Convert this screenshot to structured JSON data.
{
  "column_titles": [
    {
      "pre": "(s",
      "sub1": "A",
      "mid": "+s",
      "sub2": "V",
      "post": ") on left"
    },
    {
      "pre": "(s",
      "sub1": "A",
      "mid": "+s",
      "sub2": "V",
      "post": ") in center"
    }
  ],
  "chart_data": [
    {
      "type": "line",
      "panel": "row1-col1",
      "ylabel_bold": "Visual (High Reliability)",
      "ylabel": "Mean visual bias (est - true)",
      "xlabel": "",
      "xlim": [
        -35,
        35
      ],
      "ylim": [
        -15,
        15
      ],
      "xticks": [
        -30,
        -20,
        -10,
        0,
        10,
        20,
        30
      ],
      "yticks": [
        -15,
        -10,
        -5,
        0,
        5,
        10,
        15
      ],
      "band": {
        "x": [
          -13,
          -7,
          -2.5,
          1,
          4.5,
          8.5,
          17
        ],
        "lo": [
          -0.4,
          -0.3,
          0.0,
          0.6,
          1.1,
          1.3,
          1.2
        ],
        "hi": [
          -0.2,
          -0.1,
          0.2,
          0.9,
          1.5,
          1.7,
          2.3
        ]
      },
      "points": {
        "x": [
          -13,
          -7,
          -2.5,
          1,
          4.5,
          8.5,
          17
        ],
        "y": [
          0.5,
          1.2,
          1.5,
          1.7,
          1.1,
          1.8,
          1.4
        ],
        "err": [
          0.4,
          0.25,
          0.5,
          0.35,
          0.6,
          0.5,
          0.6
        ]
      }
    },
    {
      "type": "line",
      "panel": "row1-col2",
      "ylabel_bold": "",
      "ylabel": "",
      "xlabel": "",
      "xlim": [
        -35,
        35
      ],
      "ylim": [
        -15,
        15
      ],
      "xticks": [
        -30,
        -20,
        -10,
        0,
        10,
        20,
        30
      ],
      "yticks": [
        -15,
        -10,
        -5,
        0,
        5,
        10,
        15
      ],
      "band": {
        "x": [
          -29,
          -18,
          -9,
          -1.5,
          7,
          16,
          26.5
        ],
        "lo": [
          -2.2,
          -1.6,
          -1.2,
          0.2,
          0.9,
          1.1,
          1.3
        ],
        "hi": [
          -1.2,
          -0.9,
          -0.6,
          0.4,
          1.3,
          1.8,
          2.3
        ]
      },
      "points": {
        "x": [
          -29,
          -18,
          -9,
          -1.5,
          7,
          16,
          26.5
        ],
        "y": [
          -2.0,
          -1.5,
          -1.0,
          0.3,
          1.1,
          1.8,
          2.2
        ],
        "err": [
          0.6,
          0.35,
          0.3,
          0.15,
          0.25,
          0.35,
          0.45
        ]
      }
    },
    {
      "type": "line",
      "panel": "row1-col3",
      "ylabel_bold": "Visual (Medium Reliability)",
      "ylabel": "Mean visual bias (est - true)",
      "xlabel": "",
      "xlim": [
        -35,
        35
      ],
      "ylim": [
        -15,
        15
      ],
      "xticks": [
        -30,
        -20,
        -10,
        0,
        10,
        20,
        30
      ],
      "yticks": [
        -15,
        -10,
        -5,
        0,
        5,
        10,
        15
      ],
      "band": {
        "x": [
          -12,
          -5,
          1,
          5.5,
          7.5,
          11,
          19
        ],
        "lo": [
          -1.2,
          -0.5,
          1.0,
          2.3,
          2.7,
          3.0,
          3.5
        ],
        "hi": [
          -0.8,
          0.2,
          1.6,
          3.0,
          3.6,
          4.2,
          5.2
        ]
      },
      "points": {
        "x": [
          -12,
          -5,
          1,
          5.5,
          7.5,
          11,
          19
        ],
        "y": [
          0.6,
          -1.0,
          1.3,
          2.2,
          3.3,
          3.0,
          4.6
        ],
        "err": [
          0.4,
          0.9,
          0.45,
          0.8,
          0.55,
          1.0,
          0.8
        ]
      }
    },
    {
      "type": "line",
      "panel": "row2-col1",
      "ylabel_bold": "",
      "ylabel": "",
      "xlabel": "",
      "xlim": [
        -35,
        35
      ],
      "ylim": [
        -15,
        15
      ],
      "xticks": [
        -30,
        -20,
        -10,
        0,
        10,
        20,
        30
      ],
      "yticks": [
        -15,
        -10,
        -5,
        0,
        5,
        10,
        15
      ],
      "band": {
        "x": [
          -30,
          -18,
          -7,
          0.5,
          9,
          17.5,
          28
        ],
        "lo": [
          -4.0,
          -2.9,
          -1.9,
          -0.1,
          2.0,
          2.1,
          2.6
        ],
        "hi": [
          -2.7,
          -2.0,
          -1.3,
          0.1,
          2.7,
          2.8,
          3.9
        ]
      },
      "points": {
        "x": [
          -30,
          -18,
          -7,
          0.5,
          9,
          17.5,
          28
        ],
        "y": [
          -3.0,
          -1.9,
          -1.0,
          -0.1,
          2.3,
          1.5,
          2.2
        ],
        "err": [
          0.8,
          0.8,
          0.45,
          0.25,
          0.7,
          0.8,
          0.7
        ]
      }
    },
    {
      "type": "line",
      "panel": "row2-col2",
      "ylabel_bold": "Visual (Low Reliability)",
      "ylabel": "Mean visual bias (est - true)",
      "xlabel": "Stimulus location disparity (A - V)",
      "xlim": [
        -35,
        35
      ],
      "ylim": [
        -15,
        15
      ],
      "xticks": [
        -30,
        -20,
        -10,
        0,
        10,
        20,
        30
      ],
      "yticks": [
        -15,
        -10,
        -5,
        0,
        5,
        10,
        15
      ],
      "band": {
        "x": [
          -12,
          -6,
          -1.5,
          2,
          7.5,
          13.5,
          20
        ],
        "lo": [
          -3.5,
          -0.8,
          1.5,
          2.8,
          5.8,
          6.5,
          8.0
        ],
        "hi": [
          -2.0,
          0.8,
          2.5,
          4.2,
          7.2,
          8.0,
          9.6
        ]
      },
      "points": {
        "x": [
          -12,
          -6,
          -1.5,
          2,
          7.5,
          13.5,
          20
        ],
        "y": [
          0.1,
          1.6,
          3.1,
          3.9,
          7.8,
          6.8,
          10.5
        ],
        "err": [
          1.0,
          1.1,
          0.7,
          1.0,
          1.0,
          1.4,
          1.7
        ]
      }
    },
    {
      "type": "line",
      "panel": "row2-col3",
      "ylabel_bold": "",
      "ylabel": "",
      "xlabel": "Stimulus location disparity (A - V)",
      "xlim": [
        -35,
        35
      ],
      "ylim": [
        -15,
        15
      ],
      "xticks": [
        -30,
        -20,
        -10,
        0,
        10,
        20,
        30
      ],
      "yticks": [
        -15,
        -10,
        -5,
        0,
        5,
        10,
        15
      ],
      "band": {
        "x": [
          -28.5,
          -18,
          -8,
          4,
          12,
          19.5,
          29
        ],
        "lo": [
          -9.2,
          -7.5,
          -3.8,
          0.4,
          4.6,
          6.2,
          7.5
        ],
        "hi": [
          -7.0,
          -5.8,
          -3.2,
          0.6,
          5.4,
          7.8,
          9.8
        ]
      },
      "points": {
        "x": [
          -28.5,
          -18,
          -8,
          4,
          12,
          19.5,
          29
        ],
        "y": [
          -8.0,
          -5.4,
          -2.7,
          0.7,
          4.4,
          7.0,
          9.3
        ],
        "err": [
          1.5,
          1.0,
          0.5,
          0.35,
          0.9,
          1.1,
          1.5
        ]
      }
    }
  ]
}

__________________________________________________

**PROBLEM DETAILS:** Give all of the entries again, word for word.

**ANSWER TO THIS TASK:**
Convert this screenshot to structured JSON data.
{
  "column_titles": [
    {
      "pre": "(s",
      "sub1": "A",
      "mid": "+s",
      "sub2": "V",
      "post": ") on left"
    },
    {
      "pre": "(s",
      "sub1": "A",
      "mid": "+s",
      "sub2": "V",
      "post": ") in center"
    }
  ],
  "chart_data": [
    {
      "type": "line",
      "panel": "row1-col1",
      "ylabel_bold": "Visual (High Reliability)",
      "ylabel": "Mean visual bias (est - true)",
      "xlabel": "",
      "xlim": [
        -35,
        35
      ],
      "ylim": [
        -15,
        15
      ],
      "xticks": [
        -30,
        -20,
        -10,
        0,
        10,
        20,
        30
      ],
      "yticks": [
        -15,
        -10,
        -5,
        0,
        5,
        10,
        15
      ],
      "band": {
        "x": [
          -13,
          -7,
          -2.5,
          1,
          4.5,
          8.5,
          17
        ],
        "lo": [
          -0.4,
          -0.3,
          0.0,
          0.6,
          1.1,
          1.3,
          1.2
        ],
        "hi": [
          -0.2,
          -0.1,
          0.2,
          0.9,
          1.5,
          1.7,
          2.3
        ]
      },
      "points": {
        "x": [
          -13,
          -7,
          -2.5,
          1,
          4.5,
          8.5,
          17
        ],
        "y": [
          0.5,
          1.2,
          1.5,
          1.7,
          1.1,
          1.8,
          1.4
        ],
        "err": [
          0.4,
          0.25,
          0.5,
          0.35,
          0.6,
          0.5,
          0.6
        ]
      }
    },
    {
      "type": "line",
      "panel": "row1-col2",
      "ylabel_bold": "",
      "ylabel": "",
      "xlabel": "",
      "xlim": [
        -35,
        35
      ],
      "ylim": [
        -15,
        15
      ],
      "xticks": [
        -30,
        -20,
        -10,
        0,
        10,
        20,
        30
      ],
      "yticks": [
        -15,
        -10,
        -5,
        0,
        5,
        10,
        15
      ],
      "band": {
        "x": [
          -29,
          -18,
          -9,
          -1.5,
          7,
          16,
          26.5
        ],
        "lo": [
          -2.2,
          -1.6,
          -1.2,
          0.2,
          0.9,
          1.1,
          1.3
        ],
        "hi": [
          -1.2,
          -0.9,
          -0.6,
          0.4,
          1.3,
          1.8,
          2.3
        ]
      },
      "points": {
        "x": [
          -29,
          -18,
          -9,
          -1.5,
          7,
          16,
          26.5
        ],
        "y": [
          -2.0,
          -1.5,
          -1.0,
          0.3,
          1.1,
          1.8,
          2.2
        ],
        "err": [
          0.6,
          0.35,
          0.3,
          0.15,
          0.25,
          0.35,
          0.45
        ]
      }
    },
    {
      "type": "line",
      "panel": "row1-col3",
      "ylabel_bold": "Visual (Medium Reliability)",
      "ylabel": "Mean visual bias (est - true)",
      "xlabel": "",
      "xlim": [
        -35,
        35
      ],
      "ylim": [
        -15,
        15
      ],
      "xticks": [
        -30,
        -20,
        -10,
        0,
        10,
        20,
        30
      ],
      "yticks": [
        -15,
        -10,
        -5,
        0,
        5,
        10,
        15
      ],
      "band": {
        "x": [
          -12,
          -5,
          1,
          5.5,
          7.5,
          11,
          19
        ],
        "lo": [
          -1.2,
          -0.5,
          1.0,
          2.3,
          2.7,
          3.0,
          3.5
        ],
        "hi": [
          -0.8,
          0.2,
          1.6,
          3.0,
          3.6,
          4.2,
          5.2
        ]
      },
      "points": {
        "x": [
          -12,
          -5,
          1,
          5.5,
          7.5,
          11,
          19
        ],
        "y": [
          0.6,
          -1.0,
          1.3,
          2.2,
          3.3,
          3.0,
          4.6
        ],
        "err": [
          0.4,
          0.9,
          0.45,
          0.8,
          0.55,
          1.0,
          0.8
        ]
      }
    },
    {
      "type": "line",
      "panel": "row2-col1",
      "ylabel_bold": "",
      "ylabel": "",
      "xlabel": "",
      "xlim": [
        -35,
        35
      ],
      "ylim": [
        -15,
        15
      ],
      "xticks": [
        -30,
        -20,
        -10,
        0,
        10,
        20,
        30
      ],
      "yticks": [
        -15,
        -10,
        -5,
        0,
        5,
        10,
        15
      ],
      "band": {
        "x": [
          -30,
          -18,
          -7,
          0.5,
          9,
          17.5,
          28
        ],
        "lo": [
          -4.0,
          -2.9,
          -1.9,
          -0.1,
          2.0,
          2.1,
          2.6
        ],
        "hi": [
          -2.7,
          -2.0,
          -1.3,
          0.1,
          2.7,
          2.8,
          3.9
        ]
      },
      "points": {
        "x": [
          -30,
          -18,
          -7,
          0.5,
          9,
          17.5,
          28
        ],
        "y": [
          -3.0,
          -1.9,
          -1.0,
          -0.1,
          2.3,
          1.5,
          2.2
        ],
        "err": [
          0.8,
          0.8,
          0.45,
          0.25,
          0.7,
          0.8,
          0.7
        ]
      }
    },
    {
      "type": "line",
      "panel": "row2-col2",
      "ylabel_bold": "Visual (Low Reliability)",
      "ylabel": "Mean visual bias (est - true)",
      "xlabel": "Stimulus location disparity (A - V)",
      "xlim": [
        -35,
        35
      ],
      "ylim": [
        -15,
        15
      ],
      "xticks": [
        -30,
        -20,
        -10,
        0,
        10,
        20,
        30
      ],
      "yticks": [
        -15,
        -10,
        -5,
        0,
        5,
        10,
        15
      ],
      "band": {
        "x": [
          -12,
          -6,
          -1.5,
          2,
          7.5,
          13.5,
          20
        ],
        "lo": [
          -3.5,
          -0.8,
          1.5,
          2.8,
          5.8,
          6.5,
          8.0
        ],
        "hi": [
          -2.0,
          0.8,
          2.5,
          4.2,
          7.2,
          8.0,
          9.6
        ]
      },
      "points": {
        "x": [
          -12,
          -6,
          -1.5,
          2,
          7.5,
          13.5,
          20
        ],
        "y": [
          0.1,
          1.6,
          3.1,
          3.9,
          7.8,
          6.8,
          10.5
        ],
        "err": [
          1.0,
          1.1,
          0.7,
          1.0,
          1.0,
          1.4,
          1.7
        ]
      }
    },
    {
      "type": "line",
      "panel": "row2-col3",
      "ylabel_bold": "",
      "ylabel": "",
      "xlabel": "Stimulus location disparity (A - V)",
      "xlim": [
        -35,
        35
      ],
      "ylim": [
        -15,
        15
      ],
      "xticks": [
        -30,
        -20,
        -10,
        0,
        10,
        20,
        30
      ],
      "yticks": [
        -15,
        -10,
        -5,
        0,
        5,
        10,
        15
      ],
      "band": {
        "x": [
          -28.5,
          -18,
          -8,
          4,
          12,
          19.5,
          29
        ],
        "lo": [
          -9.2,
          -7.5,
          -3.8,
          0.4,
          4.6,
          6.2,
          7.5
        ],
        "hi": [
          -7.0,
          -5.8,
          -3.2,
          0.6,
          5.4,
          7.8,
          9.8
        ]
      },
      "points": {
        "x": [
          -28.5,
          -18,
          -8,
          4,
          12,
          19.5,
          29
        ],
        "y": [
          -8.0,
          -5.4,
          -2.7,
          0.7,
          4.4,
          7.0,
          9.3
        ],
        "err": [
          1.5,
          1.0,
          0.5,
          0.35,
          0.9,
          1.1,
          1.5
        ]
      }
    }
  ]
}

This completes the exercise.